◆ Goal
Give back the records below exactly, every one, with no pictures.

◆ Entries supplied
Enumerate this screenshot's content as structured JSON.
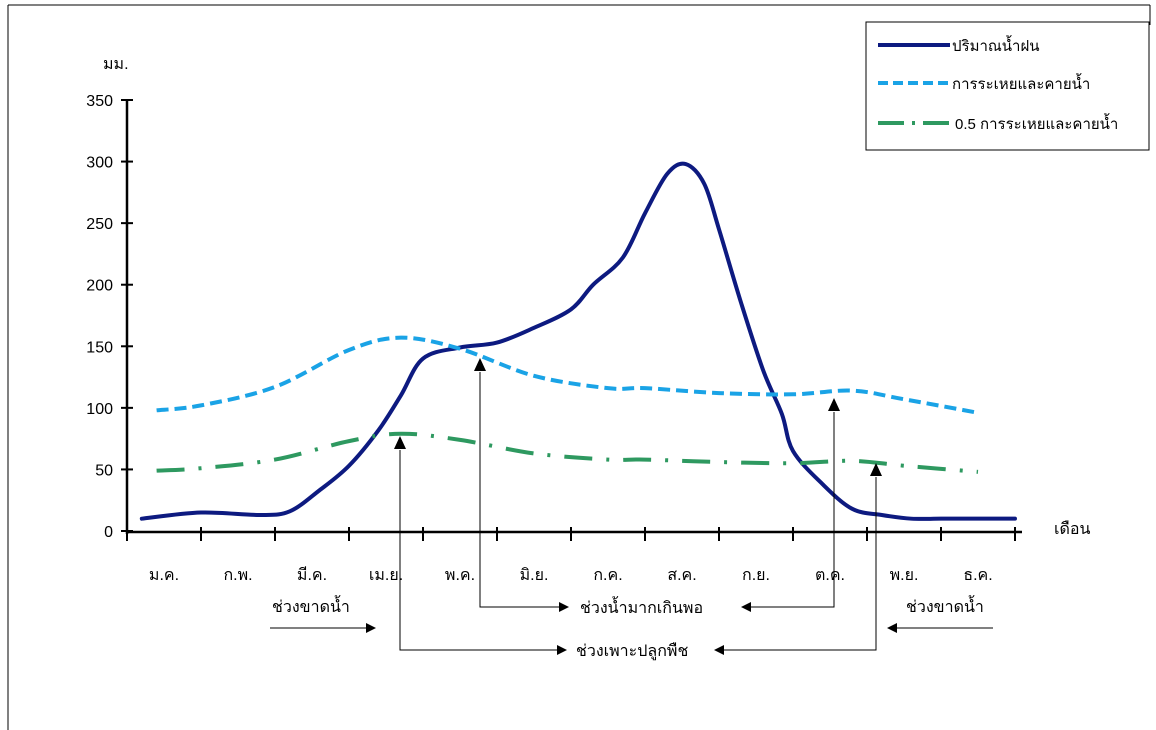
{
  "chart_data": {
    "type": "line",
    "ylabel": "มม.",
    "xlabel": "เดือน",
    "ylim": [
      0,
      350
    ],
    "yticks": [
      0,
      50,
      100,
      150,
      200,
      250,
      300,
      350
    ],
    "categories": [
      "ม.ค.",
      "ก.พ.",
      "มี.ค.",
      "เม.ย.",
      "พ.ค.",
      "มิ.ย.",
      "ก.ค.",
      "ส.ค.",
      "ก.ย.",
      "ต.ค.",
      "พ.ย.",
      "ธ.ค."
    ],
    "series": [
      {
        "name": "ปริมาณน้ำฝน",
        "color": "#0d1a80",
        "style": "solid",
        "x": [
          0.2,
          1.0,
          1.8,
          2.2,
          2.6,
          3.0,
          3.4,
          3.7,
          4.0,
          4.5,
          5.0,
          5.5,
          6.0,
          6.3,
          6.7,
          7.0,
          7.3,
          7.55,
          7.8,
          8.0,
          8.3,
          8.6,
          8.85,
          9.0,
          9.4,
          9.8,
          10.2,
          10.6,
          11.0,
          11.5,
          12.0
        ],
        "y": [
          10,
          15,
          13,
          16,
          33,
          53,
          82,
          110,
          140,
          149,
          153,
          165,
          180,
          200,
          222,
          258,
          290,
          298,
          282,
          245,
          185,
          130,
          95,
          65,
          38,
          18,
          13,
          10,
          10,
          10,
          10
        ]
      },
      {
        "name": "การระเหยและคายน้ำ",
        "color": "#1aa3e6",
        "style": "dash",
        "x": [
          0.4,
          1.0,
          2.0,
          3.0,
          3.7,
          4.5,
          5.5,
          6.5,
          7.0,
          8.0,
          9.0,
          9.8,
          10.5,
          11.5
        ],
        "y": [
          98,
          102,
          117,
          147,
          157,
          148,
          126,
          116,
          116,
          112,
          111,
          114,
          107,
          96
        ]
      },
      {
        "name": "0.5 การระเหยและคายน้ำ",
        "color": "#2e9960",
        "style": "dashdot",
        "x": [
          0.4,
          1.0,
          2.0,
          3.0,
          3.7,
          4.5,
          5.5,
          6.5,
          7.0,
          8.0,
          9.0,
          9.8,
          10.5,
          11.5
        ],
        "y": [
          49,
          51,
          58,
          73,
          79,
          74,
          63,
          58,
          58,
          56,
          55,
          57,
          53,
          48
        ]
      }
    ],
    "annotations": [
      {
        "text": "ช่วงขาดน้ำ",
        "key": "dry1"
      },
      {
        "text": "ช่วงน้ำมากเกินพอ",
        "key": "excess"
      },
      {
        "text": "ช่วงขาดน้ำ",
        "key": "dry2"
      },
      {
        "text": "ช่วงเพาะปลูกพืช",
        "key": "growing"
      }
    ],
    "legend_position": "top-right"
  }
}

◆ Response to the exercise
Enumerate this screenshot's content as structured JSON.
{
  "chart_data": {
    "type": "line",
    "ylabel": "มม.",
    "xlabel": "เดือน",
    "ylim": [
      0,
      350
    ],
    "yticks": [
      0,
      50,
      100,
      150,
      200,
      250,
      300,
      350
    ],
    "categories": [
      "ม.ค.",
      "ก.พ.",
      "มี.ค.",
      "เม.ย.",
      "พ.ค.",
      "มิ.ย.",
      "ก.ค.",
      "ส.ค.",
      "ก.ย.",
      "ต.ค.",
      "พ.ย.",
      "ธ.ค."
    ],
    "series": [
      {
        "name": "ปริมาณน้ำฝน",
        "color": "#0d1a80",
        "style": "solid",
        "x": [
          0.2,
          1.0,
          1.8,
          2.2,
          2.6,
          3.0,
          3.4,
          3.7,
          4.0,
          4.5,
          5.0,
          5.5,
          6.0,
          6.3,
          6.7,
          7.0,
          7.3,
          7.55,
          7.8,
          8.0,
          8.3,
          8.6,
          8.85,
          9.0,
          9.4,
          9.8,
          10.2,
          10.6,
          11.0,
          11.5,
          12.0
        ],
        "y": [
          10,
          15,
          13,
          16,
          33,
          53,
          82,
          110,
          140,
          149,
          153,
          165,
          180,
          200,
          222,
          258,
          290,
          298,
          282,
          245,
          185,
          130,
          95,
          65,
          38,
          18,
          13,
          10,
          10,
          10,
          10
        ]
      },
      {
        "name": "การระเหยและคายน้ำ",
        "color": "#1aa3e6",
        "style": "dash",
        "x": [
          0.4,
          1.0,
          2.0,
          3.0,
          3.7,
          4.5,
          5.5,
          6.5,
          7.0,
          8.0,
          9.0,
          9.8,
          10.5,
          11.5
        ],
        "y": [
          98,
          102,
          117,
          147,
          157,
          148,
          126,
          116,
          116,
          112,
          111,
          114,
          107,
          96
        ]
      },
      {
        "name": "0.5 การระเหยและคายน้ำ",
        "color": "#2e9960",
        "style": "dashdot",
        "x": [
          0.4,
          1.0,
          2.0,
          3.0,
          3.7,
          4.5,
          5.5,
          6.5,
          7.0,
          8.0,
          9.0,
          9.8,
          10.5,
          11.5
        ],
        "y": [
          49,
          51,
          58,
          73,
          79,
          74,
          63,
          58,
          58,
          56,
          55,
          57,
          53,
          48
        ]
      }
    ],
    "annotations": [
      {
        "text": "ช่วงขาดน้ำ",
        "key": "dry1"
      },
      {
        "text": "ช่วงน้ำมากเกินพอ",
        "key": "excess"
      },
      {
        "text": "ช่วงขาดน้ำ",
        "key": "dry2"
      },
      {
        "text": "ช่วงเพาะปลูกพืช",
        "key": "growing"
      }
    ],
    "legend_position": "top-right"
  }
}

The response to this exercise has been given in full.